• _Required action_
Transcribe the passage about the digital oil field in full, word for word, keeping every character and line break the same.

The digital oil field targets financial and operational excellence by integrating new and upgraded standardized infrastructure and modeling to capture, process, and protect data and intellectual property; transform workflows; enable new roles; and improve collaboration.
The operative words here are “transform” and “enable.”
The focus is the four “rights” – the right information to the right people at the right time with the right context.
Benefits, functionality
Twenty years ago, technical personnel spent about 70% of their time gathering and preparing data for decision-making. Today, despite automated data gathering and historian systems, people are still spending about 70% of their time preparing data.
Why? Because they have more data to wade through! But they do not need more data – they need better context.
The first functionality of the digital oil field workflow is to automate collection, verification, and validation of the right data so theright people have it at the right time in the right context. Both generic semantic data models, such as S95 and ISO15926, and industry models such as WITSML and PRODML will be important in this phase
Secondly, model, rules-based, and heuristic technologies help preprocess and classify information and processes to handle routine issues promptly and to detect and alert on more complex issues.And as digital capability increases, reactive alerting will give way to near-real-time and forecast alerts.We must be careful, however, that time spent maintaining automated systems does not counter our gains from reducing manual data gathering. Data-collection and processing tools must include self-diagnostic elements to reduce maintenance and enhance internal integrity.
But data gathering and alerting process are just the beginning. Alerts can trigger calibrated responses based on criticality to prompt individuals or teams to analyze a situation, understand the cause, and define and initiate a response. The workflow also must capture the analysis process, the plan resolution, the actions taken, and the results achieved, helping to create best practices.
The final functionalities of the digital oil field are in its ability to learn, modify, and simplify workflows; convert human-driven steps to machine-driven steps; and continuously improve the process.

• _Exercise data_
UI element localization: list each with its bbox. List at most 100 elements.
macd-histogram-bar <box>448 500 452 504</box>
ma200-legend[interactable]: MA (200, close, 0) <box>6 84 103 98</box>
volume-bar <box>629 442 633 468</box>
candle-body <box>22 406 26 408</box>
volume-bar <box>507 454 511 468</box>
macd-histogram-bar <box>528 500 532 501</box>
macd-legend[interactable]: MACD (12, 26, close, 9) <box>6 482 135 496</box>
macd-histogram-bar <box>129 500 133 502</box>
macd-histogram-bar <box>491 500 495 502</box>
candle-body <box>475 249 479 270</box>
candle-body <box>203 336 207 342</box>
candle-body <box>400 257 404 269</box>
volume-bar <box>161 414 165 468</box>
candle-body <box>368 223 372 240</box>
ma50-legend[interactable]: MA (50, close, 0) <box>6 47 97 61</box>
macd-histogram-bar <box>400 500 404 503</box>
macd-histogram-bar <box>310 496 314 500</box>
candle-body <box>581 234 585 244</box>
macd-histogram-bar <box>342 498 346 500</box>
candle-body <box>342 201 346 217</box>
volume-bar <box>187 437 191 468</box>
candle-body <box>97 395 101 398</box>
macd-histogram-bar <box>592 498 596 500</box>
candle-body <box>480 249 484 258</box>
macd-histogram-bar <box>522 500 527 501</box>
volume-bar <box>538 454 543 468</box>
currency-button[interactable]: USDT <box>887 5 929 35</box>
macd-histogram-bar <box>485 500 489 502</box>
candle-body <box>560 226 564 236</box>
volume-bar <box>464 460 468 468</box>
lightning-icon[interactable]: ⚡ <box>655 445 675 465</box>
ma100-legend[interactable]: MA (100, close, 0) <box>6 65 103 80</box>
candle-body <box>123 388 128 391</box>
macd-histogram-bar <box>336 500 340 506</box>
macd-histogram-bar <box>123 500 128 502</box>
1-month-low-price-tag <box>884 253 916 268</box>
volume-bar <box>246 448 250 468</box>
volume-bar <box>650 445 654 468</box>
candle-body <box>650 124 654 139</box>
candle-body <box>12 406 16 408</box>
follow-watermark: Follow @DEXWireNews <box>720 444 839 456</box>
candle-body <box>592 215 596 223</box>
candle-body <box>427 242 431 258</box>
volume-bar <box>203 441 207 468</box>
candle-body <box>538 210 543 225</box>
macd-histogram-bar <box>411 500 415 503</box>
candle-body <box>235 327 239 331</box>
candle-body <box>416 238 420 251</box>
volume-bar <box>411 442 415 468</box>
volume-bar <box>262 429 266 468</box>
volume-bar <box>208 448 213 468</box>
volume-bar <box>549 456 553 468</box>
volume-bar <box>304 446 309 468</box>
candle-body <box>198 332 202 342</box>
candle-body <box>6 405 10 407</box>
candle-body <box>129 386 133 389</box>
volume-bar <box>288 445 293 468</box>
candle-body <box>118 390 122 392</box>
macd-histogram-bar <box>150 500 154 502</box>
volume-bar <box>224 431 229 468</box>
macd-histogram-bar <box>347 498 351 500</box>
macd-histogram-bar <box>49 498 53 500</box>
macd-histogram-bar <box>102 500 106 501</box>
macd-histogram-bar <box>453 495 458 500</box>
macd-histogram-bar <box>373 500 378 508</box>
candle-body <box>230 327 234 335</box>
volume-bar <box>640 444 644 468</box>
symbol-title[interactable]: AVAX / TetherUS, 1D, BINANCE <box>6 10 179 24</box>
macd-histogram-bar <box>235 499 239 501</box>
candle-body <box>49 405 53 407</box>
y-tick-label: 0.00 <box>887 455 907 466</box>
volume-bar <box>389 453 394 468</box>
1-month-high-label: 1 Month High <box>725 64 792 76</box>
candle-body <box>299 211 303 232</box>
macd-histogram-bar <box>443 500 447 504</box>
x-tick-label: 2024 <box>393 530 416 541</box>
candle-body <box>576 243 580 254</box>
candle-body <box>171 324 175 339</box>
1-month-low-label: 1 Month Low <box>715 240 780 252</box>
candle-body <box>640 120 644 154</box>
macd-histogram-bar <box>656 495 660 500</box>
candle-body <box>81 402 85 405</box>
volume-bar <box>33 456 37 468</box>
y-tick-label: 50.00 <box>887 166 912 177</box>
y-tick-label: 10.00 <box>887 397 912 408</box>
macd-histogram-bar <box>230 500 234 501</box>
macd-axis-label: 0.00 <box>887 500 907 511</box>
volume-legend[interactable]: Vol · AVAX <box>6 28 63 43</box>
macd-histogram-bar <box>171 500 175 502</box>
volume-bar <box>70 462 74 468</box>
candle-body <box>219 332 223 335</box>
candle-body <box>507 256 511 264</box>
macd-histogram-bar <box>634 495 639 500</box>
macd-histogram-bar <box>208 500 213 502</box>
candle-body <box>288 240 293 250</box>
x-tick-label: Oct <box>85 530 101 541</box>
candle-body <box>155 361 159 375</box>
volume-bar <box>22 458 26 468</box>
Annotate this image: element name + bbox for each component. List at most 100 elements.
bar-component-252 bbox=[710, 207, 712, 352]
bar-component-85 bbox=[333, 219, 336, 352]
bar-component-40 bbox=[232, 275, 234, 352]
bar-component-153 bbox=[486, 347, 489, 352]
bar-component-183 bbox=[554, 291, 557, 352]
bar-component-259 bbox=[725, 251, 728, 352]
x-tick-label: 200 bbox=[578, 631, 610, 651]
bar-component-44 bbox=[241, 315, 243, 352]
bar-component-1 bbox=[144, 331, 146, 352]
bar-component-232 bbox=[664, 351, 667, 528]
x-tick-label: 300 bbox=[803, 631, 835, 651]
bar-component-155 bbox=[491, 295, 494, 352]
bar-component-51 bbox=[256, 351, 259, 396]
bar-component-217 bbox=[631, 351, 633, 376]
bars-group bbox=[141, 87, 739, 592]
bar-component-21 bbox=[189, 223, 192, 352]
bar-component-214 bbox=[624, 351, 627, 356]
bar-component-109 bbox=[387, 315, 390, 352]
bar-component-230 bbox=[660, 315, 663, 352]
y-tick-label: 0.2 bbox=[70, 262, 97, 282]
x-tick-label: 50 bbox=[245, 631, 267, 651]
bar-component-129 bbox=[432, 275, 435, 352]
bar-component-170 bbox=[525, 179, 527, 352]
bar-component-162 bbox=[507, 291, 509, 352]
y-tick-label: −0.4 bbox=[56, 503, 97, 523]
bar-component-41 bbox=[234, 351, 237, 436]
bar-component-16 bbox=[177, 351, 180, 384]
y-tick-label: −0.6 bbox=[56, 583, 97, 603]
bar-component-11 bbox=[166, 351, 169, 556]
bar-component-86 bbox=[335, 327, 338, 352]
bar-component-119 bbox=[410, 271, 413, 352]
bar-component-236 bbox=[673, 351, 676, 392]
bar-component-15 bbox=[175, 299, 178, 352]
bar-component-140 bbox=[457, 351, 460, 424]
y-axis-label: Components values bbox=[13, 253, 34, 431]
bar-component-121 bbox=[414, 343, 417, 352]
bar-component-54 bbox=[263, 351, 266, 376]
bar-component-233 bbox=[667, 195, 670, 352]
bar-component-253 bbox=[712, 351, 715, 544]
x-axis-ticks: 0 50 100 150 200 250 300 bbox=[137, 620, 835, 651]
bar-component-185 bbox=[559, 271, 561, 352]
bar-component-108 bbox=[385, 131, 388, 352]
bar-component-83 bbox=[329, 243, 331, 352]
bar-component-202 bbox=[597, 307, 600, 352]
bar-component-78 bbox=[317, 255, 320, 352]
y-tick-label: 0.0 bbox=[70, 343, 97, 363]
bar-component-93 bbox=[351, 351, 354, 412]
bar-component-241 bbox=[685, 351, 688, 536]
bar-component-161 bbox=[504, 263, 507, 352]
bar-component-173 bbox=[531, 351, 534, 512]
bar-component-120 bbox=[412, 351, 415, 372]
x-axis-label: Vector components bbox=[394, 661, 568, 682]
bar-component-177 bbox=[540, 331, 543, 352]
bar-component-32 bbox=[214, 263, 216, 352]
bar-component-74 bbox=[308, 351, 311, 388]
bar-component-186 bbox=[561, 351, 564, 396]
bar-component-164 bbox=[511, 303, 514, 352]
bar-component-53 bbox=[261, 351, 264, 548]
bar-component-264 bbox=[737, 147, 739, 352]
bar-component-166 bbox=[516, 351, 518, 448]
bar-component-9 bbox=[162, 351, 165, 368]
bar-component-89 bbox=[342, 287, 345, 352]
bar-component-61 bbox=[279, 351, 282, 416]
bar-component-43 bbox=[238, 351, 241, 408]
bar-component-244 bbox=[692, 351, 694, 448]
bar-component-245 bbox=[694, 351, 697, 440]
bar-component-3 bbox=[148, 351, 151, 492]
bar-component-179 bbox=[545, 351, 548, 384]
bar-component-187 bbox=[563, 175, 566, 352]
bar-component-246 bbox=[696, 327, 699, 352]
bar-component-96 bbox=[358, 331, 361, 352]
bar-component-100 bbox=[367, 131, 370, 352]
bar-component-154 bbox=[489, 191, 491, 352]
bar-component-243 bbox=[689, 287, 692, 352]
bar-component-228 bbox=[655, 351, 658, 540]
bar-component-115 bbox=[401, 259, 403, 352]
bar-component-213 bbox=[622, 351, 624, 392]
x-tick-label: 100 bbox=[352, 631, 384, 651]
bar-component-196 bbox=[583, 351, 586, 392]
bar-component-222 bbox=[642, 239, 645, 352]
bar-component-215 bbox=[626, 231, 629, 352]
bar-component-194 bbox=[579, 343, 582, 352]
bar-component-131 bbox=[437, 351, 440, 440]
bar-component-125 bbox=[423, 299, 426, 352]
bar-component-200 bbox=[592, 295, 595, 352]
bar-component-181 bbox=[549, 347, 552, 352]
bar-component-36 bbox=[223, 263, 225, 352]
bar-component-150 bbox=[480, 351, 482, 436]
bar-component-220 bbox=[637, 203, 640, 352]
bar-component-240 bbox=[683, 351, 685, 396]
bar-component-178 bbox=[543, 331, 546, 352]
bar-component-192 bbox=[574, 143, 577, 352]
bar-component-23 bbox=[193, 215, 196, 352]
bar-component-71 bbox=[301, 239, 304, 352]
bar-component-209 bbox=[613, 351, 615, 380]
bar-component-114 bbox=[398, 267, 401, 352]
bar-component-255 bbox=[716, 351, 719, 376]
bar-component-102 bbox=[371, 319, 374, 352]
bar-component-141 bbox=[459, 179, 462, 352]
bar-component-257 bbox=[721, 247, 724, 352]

• _Result of this task_
The digital oil field targets financial and operational excellence by integrating new and upgraded standardized infrastructure and modeling to capture, process, and protect data and intellectual property; transform workflows; enable new roles; and improve collaboration.
The operative words here are “transform” and “enable.”
The focus is the four “rights” – the right information to the right people at the right time with the right context.
Benefits, functionality
Twenty years ago, technical personnel spent about 70% of their time gathering and preparing data for decision-making. Today, despite automated data gathering and historian systems, people are still spending about 70% of their time preparing data.
Why? Because they have more data to wade through! But they do not need more data – they need better context.
The first functionality of the digital oil field workflow is to automate collection, verification, and validation of the right data so theright people have it at the right time in the right context. Both generic semantic data models, such as S95 and ISO15926, and industry models such as WITSML and PRODML will be important in this phase
Secondly, model, rules-based, and heuristic technologies help preprocess and classify information and processes to handle routine issues promptly and to detect and alert on more complex issues.And as digital capability increases, reactive alerting will give way to near-real-time and forecast alerts.We must be careful, however, that time spent maintaining automated systems does not counter our gains from reducing manual data gathering. Data-collection and processing tools must include self-diagnostic elements to reduce maintenance and enhance internal integrity.
But data gathering and alerting process are just the beginning. Alerts can trigger calibrated responses based on criticality to prompt individuals or teams to analyze a situation, understand the cause, and define and initiate a response. The workflow also must capture the analysis process, the plan resolution, the actions taken, and the results achieved, helping to create best practices.
The final functionalities of the digital oil field are in its ability to learn, modify, and simplify workflows; convert human-driven steps to machine-driven steps; and continuously improve the process.